-- start of Supplied entries --

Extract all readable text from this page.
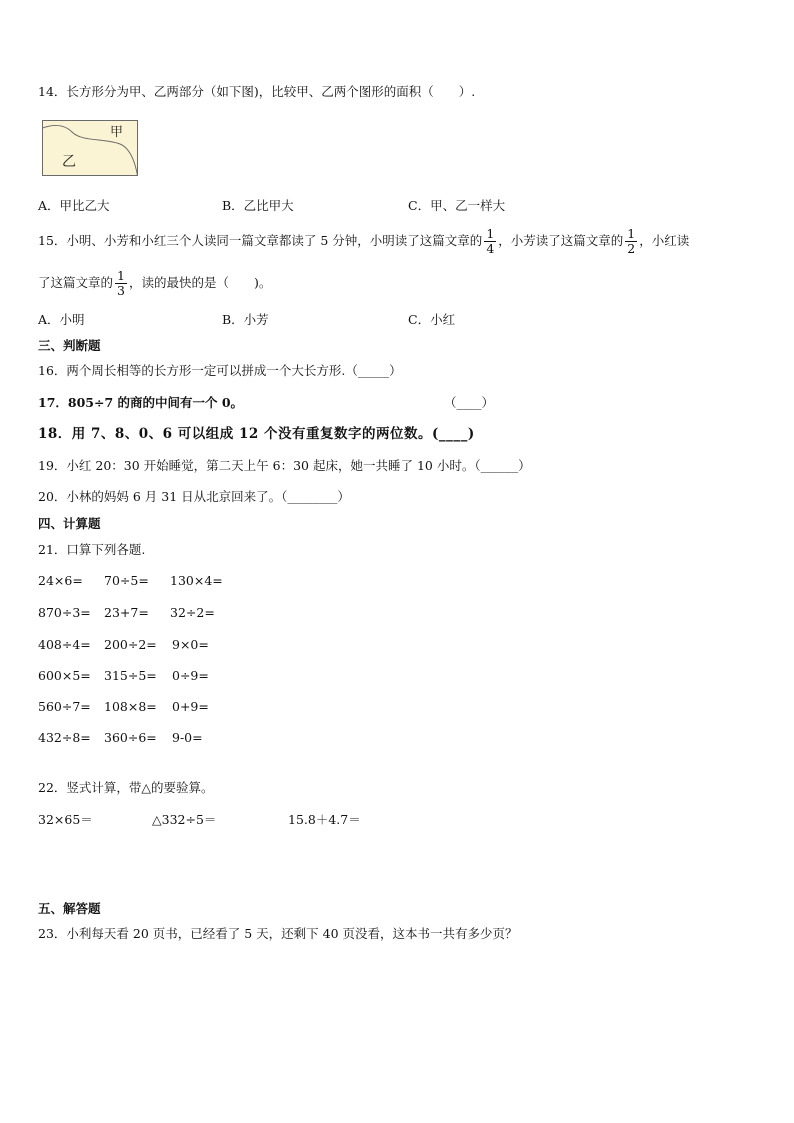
14．长方形分为甲、乙两部分（如下图)，比较甲、乙两个图形的面积（　　）.
甲
乙
A．甲比乙大	B．乙比甲大	C．甲、乙一样大
15．小明、小芳和小红三个人读同一篇文章都读了 5 分钟，小明读了这篇文章的 $\frac{1}{4}$ ，小芳读了这篇文章的 $\frac{1}{2}$ ，小红读
了这篇文章的 $\frac{1}{3}$ ，读的最快的是（　　)。
A．小明	B．小芳	C．小红
三、判断题
16．两个周长相等的长方形一定可以拼成一个大长方形.（_____）
17．805÷7 的商的中间有一个 0。	（____）
18．用 7、8、0、6 可以组成 12 个没有重复数字的两位数。(____)
19．小红 20：30 开始睡觉，第二天上午 6：30 起床，她一共睡了 10 小时。（______）
20．小林的妈妈 6 月 31 日从北京回来了。（________）
四、计算题
21．口算下列各题.
24×6= 70÷5= 130×4=
870÷3= 23+7= 32÷2=
408÷4= 200÷2= 9×0=
600×5= 315÷5= 0÷9=
560÷7= 108×8= 0+9=
432÷8= 360÷6= 9-0=
22．竖式计算，带△的要验算。
32×65＝	△332÷5＝	15.8＋4.7＝
五、解答题
23．小利每天看 20 页书，已经看了 5 天，还剩下 40 页没看，这本书一共有多少页？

-- end of Supplied entries --

» **Aim of the exercise**: Repeat the records word for word. Any picture in them should be left out.

» **Written solution**:
Extract all readable text from this page.
14．长方形分为甲、乙两部分（如下图)，比较甲、乙两个图形的面积（　　）.
甲
乙
A．甲比乙大	B．乙比甲大	C．甲、乙一样大
15．小明、小芳和小红三个人读同一篇文章都读了 5 分钟，小明读了这篇文章的 $\frac{1}{4}$ ，小芳读了这篇文章的 $\frac{1}{2}$ ，小红读
了这篇文章的 $\frac{1}{3}$ ，读的最快的是（　　)。
A．小明	B．小芳	C．小红
三、判断题
16．两个周长相等的长方形一定可以拼成一个大长方形.（_____）
17．805÷7 的商的中间有一个 0。	（____）
18．用 7、8、0、6 可以组成 12 个没有重复数字的两位数。(____)
19．小红 20：30 开始睡觉，第二天上午 6：30 起床，她一共睡了 10 小时。（______）
20．小林的妈妈 6 月 31 日从北京回来了。（________）
四、计算题
21．口算下列各题.
24×6= 70÷5= 130×4=
870÷3= 23+7= 32÷2=
408÷4= 200÷2= 9×0=
600×5= 315÷5= 0÷9=
560÷7= 108×8= 0+9=
432÷8= 360÷6= 9-0=
22．竖式计算，带△的要验算。
32×65＝	△332÷5＝	15.8＋4.7＝
五、解答题
23．小利每天看 20 页书，已经看了 5 天，还剩下 40 页没看，这本书一共有多少页？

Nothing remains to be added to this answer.